Part of a data file:
··········

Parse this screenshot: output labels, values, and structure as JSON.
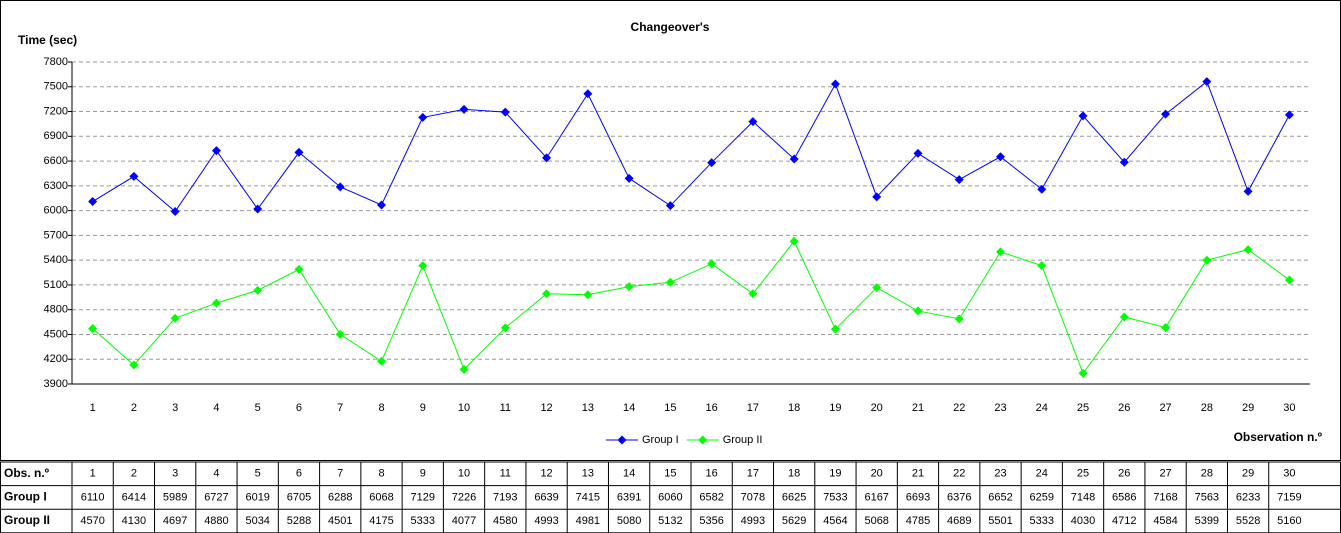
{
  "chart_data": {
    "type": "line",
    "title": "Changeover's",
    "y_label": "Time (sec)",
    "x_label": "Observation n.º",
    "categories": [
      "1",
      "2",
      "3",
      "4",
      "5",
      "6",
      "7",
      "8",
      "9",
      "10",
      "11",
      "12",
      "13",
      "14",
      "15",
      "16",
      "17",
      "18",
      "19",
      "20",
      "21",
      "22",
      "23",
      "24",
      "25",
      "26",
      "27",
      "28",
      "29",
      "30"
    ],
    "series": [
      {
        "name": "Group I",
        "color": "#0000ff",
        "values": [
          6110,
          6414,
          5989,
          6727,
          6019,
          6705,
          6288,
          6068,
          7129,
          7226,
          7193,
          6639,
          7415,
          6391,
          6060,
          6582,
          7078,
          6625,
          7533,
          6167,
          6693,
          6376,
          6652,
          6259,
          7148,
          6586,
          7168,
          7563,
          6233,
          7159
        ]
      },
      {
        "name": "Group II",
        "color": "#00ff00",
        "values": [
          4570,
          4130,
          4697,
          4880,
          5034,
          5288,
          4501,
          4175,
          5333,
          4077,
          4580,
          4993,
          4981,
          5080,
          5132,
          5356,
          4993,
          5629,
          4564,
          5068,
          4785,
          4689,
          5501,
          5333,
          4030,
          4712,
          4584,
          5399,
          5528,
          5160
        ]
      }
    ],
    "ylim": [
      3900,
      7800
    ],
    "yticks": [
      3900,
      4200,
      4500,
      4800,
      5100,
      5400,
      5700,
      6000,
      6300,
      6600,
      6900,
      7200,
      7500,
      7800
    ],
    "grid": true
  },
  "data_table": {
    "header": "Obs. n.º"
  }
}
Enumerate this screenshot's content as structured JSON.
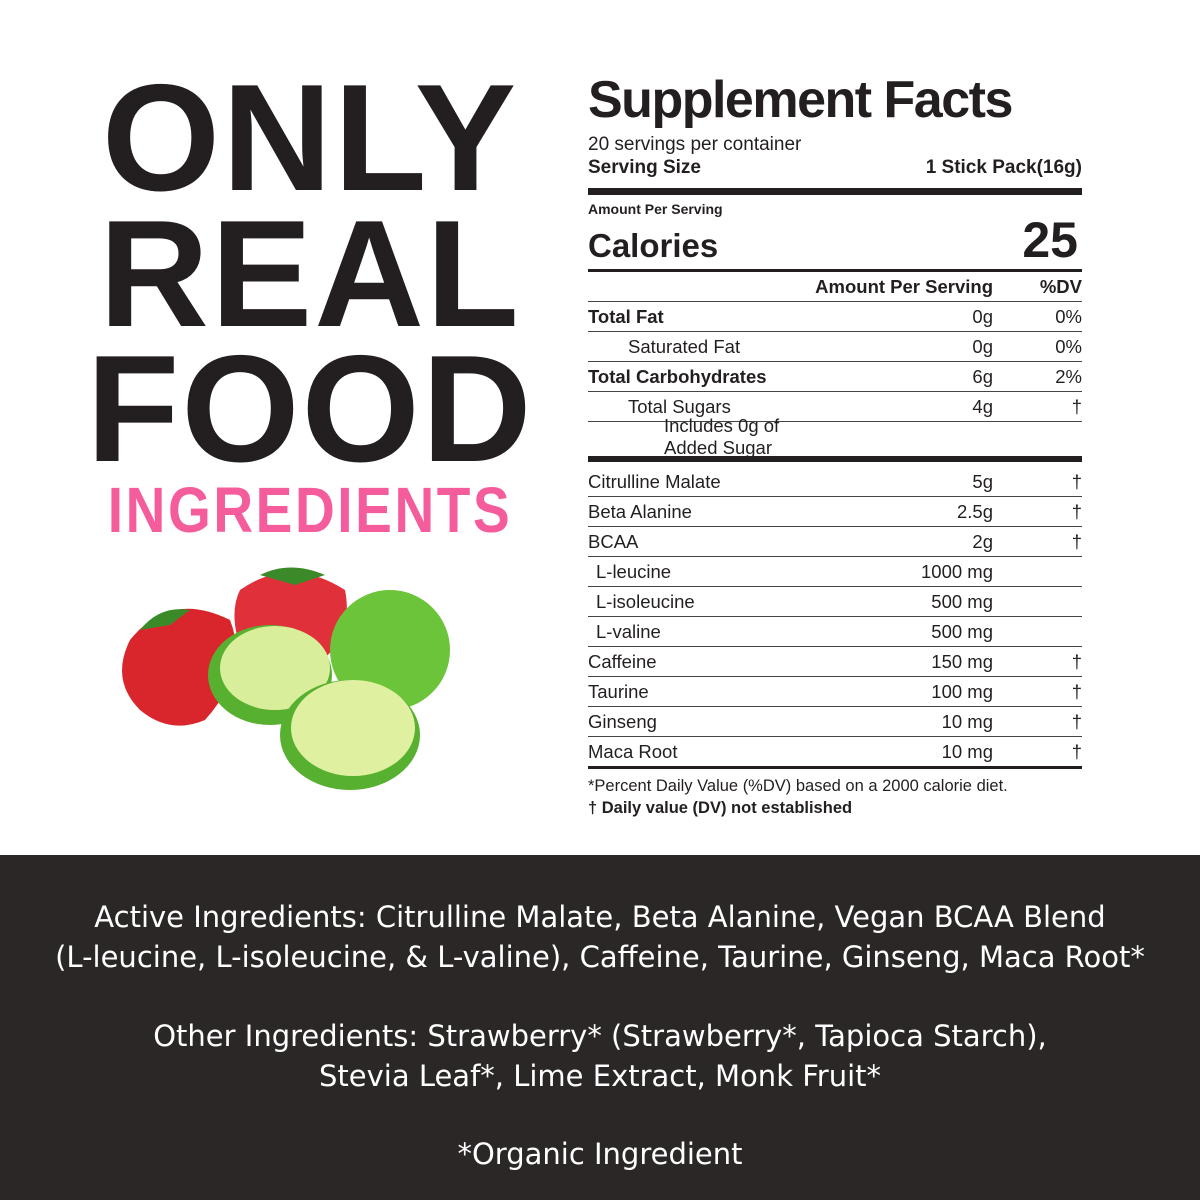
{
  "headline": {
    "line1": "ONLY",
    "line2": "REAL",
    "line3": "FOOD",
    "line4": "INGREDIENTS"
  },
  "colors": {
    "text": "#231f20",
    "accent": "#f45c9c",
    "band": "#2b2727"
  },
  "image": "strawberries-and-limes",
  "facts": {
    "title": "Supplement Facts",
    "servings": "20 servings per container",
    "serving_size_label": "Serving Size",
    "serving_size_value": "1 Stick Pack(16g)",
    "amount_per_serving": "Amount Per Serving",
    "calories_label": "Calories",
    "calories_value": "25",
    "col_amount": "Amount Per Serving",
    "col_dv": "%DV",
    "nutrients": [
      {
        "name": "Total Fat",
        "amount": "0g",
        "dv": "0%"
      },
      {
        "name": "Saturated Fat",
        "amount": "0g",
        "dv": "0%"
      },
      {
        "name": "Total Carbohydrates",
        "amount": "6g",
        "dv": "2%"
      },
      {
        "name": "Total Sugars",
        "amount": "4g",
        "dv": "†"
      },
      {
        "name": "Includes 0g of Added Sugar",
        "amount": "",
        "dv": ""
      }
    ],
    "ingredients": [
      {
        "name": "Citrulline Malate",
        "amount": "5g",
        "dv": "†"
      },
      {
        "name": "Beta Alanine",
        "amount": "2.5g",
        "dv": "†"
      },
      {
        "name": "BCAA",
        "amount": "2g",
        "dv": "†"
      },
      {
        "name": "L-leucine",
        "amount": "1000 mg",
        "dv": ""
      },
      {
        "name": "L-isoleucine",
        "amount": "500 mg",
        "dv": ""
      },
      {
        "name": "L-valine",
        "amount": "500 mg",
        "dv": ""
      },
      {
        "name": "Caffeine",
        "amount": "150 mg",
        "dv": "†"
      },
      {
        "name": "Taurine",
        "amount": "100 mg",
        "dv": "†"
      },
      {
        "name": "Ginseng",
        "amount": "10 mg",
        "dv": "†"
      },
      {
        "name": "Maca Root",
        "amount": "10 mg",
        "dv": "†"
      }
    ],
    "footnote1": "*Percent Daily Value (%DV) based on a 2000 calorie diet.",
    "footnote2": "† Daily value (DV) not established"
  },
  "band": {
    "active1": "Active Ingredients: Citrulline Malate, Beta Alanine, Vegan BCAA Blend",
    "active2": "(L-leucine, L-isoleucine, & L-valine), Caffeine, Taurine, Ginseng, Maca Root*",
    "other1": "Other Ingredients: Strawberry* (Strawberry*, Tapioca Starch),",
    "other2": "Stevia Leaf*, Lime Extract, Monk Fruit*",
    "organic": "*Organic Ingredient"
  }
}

··········

Search the entries for the word "Beta", then list each line that holds it.

        "name": "Beta Alanine",
    "active1": "Active Ingredients: Citrulline Malate, Beta Alanine, Vegan BCAA Blend",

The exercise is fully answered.